**DIRECTION**
Below is a block of records; return all of them exactly, but without the images.

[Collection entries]
==========

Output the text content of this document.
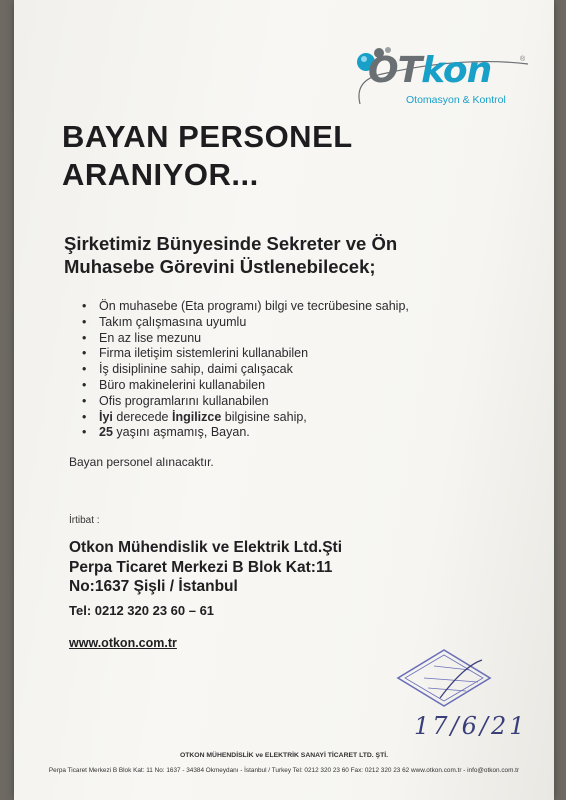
OTkon	®
Otomasyon & Kontrol
BAYAN PERSONEL
ARANIYOR...
Şirketimiz Bünyesinde Sekreter ve Ön
Muhasebe Görevini Üstlenebilecek;
• Ön muhasebe (Eta programı) bilgi ve tecrübesine sahip,
• Takım çalışmasına uyumlu
• En az lise mezunu
• Firma iletişim sistemlerini kullanabilen
• İş disiplinine sahip, daimi çalışacak
• Büro makinelerini kullanabilen
• Ofis programlarını kullanabilen
• İyi derecede İngilizce bilgisine sahip,
• 25 yaşını aşmamış, Bayan.
Bayan personel alınacaktır.
İrtibat :

Otkon Mühendislik ve Elektrik Ltd.Şti
Perpa Ticaret Merkezi B Blok Kat:11
No:1637 Şişli / İstanbul

Tel: 0212 320 23 60 – 61
www.otkon.com.tr
17/6/21
OTKON MÜHENDİSLİK ve ELEKTRİK SANAYİ TİCARET LTD. ŞTİ.
Perpa Ticaret Merkezi B Blok Kat: 11 No: 1637 - 34384 Okmeydanı - İstanbul / Turkey Tel: 0212 320 23 60 Fax: 0212 320 23 62 www.otkon.com.tr - info@otkon.com.tr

==========

**ANSWER TO THE EXERCISE**
Output the text content of this document.
OTkon	®
Otomasyon & Kontrol
BAYAN PERSONEL
ARANIYOR...
Şirketimiz Bünyesinde Sekreter ve Ön
Muhasebe Görevini Üstlenebilecek;
• Ön muhasebe (Eta programı) bilgi ve tecrübesine sahip,
• Takım çalışmasına uyumlu
• En az lise mezunu
• Firma iletişim sistemlerini kullanabilen
• İş disiplinine sahip, daimi çalışacak
• Büro makinelerini kullanabilen
• Ofis programlarını kullanabilen
• İyi derecede İngilizce bilgisine sahip,
• 25 yaşını aşmamış, Bayan.
Bayan personel alınacaktır.
İrtibat :

Otkon Mühendislik ve Elektrik Ltd.Şti
Perpa Ticaret Merkezi B Blok Kat:11
No:1637 Şişli / İstanbul

Tel: 0212 320 23 60 – 61
www.otkon.com.tr
17/6/21
OTKON MÜHENDİSLİK ve ELEKTRİK SANAYİ TİCARET LTD. ŞTİ.
Perpa Ticaret Merkezi B Blok Kat: 11 No: 1637 - 34384 Okmeydanı - İstanbul / Turkey Tel: 0212 320 23 60 Fax: 0212 320 23 62 www.otkon.com.tr - info@otkon.com.tr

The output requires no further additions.